WRITTEN TASK: Wherever the word "заработной" shows up in a line, please copy that line.

PROVIDED RECORDS:
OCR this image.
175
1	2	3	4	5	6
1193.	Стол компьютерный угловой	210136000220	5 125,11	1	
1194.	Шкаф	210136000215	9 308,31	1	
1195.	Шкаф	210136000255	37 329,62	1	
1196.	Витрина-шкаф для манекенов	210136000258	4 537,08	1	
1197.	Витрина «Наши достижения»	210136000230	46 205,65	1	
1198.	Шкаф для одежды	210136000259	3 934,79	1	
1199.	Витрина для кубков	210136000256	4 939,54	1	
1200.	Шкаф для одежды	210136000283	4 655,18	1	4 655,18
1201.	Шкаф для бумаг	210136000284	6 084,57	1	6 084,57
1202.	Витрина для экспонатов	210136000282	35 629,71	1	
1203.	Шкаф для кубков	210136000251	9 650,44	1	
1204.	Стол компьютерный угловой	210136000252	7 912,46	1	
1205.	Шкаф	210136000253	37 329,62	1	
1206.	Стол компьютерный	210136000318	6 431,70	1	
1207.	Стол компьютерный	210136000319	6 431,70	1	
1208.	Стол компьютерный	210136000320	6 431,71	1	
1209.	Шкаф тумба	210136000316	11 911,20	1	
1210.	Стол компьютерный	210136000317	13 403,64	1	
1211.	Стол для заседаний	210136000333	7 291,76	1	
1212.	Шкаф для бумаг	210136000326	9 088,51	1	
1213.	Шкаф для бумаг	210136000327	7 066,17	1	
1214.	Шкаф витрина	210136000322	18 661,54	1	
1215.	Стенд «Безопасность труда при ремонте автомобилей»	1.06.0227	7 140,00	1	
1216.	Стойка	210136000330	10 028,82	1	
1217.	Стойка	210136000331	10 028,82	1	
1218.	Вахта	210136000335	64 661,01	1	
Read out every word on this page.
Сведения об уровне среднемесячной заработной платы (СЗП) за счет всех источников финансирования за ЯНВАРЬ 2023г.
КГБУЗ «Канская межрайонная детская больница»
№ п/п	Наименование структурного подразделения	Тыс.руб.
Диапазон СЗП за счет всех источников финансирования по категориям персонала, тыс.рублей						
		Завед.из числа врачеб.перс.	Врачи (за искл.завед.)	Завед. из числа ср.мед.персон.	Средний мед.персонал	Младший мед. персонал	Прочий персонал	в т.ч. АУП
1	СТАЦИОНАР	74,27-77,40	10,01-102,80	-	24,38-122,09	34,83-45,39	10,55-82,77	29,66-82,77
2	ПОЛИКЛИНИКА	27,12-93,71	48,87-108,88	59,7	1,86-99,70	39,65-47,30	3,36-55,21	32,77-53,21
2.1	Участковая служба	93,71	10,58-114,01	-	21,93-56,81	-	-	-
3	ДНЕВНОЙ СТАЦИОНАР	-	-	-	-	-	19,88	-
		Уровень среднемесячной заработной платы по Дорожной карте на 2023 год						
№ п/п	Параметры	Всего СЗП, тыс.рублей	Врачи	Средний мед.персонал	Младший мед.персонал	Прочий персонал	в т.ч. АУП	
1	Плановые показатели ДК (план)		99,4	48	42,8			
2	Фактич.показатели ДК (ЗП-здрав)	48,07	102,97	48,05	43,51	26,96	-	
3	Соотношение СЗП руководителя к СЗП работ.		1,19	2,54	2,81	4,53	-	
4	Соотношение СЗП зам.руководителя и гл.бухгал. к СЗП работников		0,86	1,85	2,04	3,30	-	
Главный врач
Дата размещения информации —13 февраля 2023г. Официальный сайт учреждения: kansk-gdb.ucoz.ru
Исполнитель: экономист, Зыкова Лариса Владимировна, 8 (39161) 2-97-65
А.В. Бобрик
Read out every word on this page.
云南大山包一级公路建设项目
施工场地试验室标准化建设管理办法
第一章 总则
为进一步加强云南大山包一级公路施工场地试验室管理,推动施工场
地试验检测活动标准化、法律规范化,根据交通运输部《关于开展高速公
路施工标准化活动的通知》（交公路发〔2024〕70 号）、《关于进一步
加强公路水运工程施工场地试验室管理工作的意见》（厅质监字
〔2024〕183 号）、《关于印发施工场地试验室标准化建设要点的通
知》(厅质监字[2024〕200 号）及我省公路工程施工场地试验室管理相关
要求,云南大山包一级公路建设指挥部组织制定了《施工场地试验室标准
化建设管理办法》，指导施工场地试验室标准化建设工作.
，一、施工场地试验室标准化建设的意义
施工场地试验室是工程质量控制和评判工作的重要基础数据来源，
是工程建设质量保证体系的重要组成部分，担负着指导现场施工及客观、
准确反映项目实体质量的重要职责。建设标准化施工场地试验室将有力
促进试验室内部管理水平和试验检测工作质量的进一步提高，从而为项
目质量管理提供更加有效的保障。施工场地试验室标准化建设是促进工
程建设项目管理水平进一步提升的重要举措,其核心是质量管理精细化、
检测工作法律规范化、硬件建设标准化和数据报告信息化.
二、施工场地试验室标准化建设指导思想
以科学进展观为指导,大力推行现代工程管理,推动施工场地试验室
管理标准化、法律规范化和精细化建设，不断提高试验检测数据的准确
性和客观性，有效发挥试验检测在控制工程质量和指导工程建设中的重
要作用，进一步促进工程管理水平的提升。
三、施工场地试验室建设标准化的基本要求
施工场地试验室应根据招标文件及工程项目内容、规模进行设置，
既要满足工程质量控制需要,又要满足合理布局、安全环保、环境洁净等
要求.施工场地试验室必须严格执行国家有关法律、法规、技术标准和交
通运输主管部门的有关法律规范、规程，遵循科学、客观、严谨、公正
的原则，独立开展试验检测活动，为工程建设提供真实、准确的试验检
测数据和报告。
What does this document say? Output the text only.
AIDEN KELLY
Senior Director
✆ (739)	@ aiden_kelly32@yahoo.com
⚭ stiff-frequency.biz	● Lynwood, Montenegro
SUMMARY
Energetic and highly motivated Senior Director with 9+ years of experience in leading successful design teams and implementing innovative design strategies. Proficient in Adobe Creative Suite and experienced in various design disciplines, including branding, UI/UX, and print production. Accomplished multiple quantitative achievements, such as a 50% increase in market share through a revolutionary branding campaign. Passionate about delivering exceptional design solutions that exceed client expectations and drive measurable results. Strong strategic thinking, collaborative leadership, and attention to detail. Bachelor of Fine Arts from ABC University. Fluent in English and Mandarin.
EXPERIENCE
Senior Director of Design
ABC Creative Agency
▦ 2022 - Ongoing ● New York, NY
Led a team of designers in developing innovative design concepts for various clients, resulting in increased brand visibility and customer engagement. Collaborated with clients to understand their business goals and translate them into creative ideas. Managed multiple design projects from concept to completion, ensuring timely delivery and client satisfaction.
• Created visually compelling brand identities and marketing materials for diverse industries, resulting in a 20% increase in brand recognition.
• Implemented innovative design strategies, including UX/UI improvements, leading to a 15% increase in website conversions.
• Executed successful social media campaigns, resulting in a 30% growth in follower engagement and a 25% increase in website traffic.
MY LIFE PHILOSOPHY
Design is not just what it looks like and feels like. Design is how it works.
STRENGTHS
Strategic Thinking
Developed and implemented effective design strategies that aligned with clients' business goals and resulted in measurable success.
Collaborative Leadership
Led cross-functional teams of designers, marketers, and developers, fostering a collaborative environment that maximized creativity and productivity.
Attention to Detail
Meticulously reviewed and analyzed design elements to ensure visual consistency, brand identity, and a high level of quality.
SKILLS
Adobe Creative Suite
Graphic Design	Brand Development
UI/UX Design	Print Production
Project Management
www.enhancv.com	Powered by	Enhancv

REPLY TO THE TASK:
Сведения об уровне среднемесячной заработной платы (СЗП) за счет всех источников финансирования за ЯНВАРЬ 2023г.
		Уровень среднемесячной заработной платы по Дорожной карте на 2023 год						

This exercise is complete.